#### Information provided
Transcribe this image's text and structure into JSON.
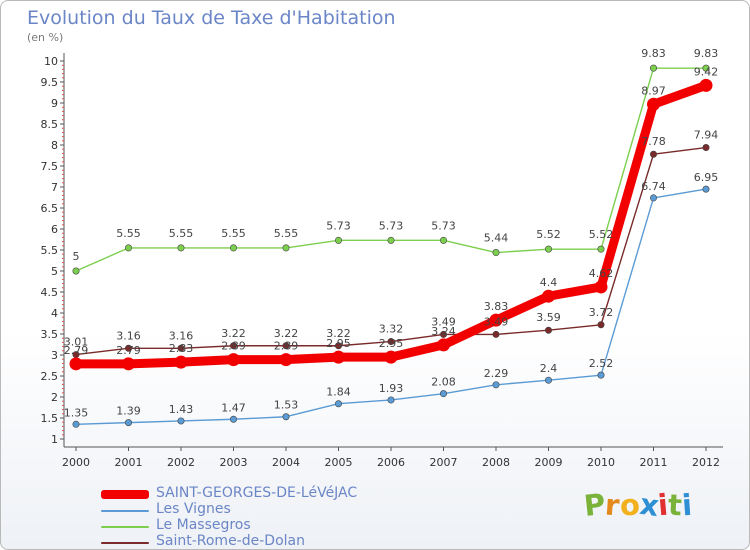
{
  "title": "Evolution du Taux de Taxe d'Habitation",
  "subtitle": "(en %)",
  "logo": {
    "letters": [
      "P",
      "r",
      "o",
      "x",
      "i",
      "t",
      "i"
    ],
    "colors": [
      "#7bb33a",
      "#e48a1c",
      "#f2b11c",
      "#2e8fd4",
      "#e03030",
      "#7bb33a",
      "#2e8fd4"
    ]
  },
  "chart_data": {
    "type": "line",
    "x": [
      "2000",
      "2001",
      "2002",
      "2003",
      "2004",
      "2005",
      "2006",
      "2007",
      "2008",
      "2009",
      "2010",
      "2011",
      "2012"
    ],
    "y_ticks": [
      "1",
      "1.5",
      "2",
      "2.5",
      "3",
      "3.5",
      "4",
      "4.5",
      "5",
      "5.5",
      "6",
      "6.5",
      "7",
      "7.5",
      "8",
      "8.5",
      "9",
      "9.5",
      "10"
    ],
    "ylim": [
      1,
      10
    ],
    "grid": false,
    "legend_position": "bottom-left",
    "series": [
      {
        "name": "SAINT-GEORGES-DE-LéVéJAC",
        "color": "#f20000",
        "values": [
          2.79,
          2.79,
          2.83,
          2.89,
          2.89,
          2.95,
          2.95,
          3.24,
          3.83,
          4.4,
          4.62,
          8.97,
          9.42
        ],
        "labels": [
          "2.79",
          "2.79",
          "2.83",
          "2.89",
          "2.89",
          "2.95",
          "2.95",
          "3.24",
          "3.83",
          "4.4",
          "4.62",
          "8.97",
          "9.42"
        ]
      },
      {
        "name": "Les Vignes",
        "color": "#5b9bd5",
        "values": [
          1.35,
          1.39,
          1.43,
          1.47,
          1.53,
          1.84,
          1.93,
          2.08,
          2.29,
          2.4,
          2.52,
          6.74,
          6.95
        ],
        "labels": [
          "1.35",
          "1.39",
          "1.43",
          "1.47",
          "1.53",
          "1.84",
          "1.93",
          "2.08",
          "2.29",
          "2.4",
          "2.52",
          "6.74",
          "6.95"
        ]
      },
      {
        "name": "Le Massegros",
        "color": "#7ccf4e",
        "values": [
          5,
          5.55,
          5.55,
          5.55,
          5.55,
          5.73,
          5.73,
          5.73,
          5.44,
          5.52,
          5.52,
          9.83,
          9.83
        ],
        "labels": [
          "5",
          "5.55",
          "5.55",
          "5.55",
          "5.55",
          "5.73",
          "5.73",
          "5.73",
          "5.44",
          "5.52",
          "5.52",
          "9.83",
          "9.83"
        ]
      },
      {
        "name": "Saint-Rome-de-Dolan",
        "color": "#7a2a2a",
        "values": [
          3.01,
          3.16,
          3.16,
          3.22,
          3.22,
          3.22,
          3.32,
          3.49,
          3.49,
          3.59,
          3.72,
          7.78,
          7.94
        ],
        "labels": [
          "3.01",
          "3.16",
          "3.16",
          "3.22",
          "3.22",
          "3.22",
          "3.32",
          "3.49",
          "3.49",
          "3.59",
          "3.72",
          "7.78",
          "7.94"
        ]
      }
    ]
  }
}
########
#### Information provided
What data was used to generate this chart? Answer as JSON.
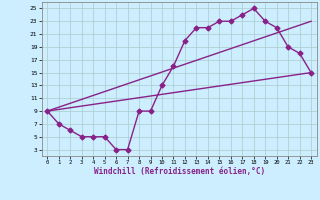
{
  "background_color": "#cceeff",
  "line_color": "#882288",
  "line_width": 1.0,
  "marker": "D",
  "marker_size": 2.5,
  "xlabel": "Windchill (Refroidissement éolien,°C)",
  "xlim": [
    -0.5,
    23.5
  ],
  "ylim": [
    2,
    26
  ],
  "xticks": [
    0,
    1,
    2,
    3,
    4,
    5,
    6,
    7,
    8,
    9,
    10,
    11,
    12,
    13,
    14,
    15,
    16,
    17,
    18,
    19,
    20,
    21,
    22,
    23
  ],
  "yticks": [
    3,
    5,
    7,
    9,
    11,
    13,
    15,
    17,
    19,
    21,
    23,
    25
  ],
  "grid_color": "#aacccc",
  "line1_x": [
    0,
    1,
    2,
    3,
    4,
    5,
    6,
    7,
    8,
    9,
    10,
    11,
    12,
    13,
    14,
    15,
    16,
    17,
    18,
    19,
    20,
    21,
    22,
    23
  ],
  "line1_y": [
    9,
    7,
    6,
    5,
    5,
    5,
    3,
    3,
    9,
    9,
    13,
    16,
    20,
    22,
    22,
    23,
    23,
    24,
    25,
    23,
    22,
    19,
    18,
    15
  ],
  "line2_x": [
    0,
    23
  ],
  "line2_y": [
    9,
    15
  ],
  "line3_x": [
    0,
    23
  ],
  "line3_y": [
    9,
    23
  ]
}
########
__Your instructions__
Copy every line of the material in which the word "name" occurs.

__Response to this task__
        "name": "SAINT-GEORGES-DE-LéVéJAC",
        "name": "Les Vignes",
        "name": "Le Massegros",
        "name": "Saint-Rome-de-Dolan",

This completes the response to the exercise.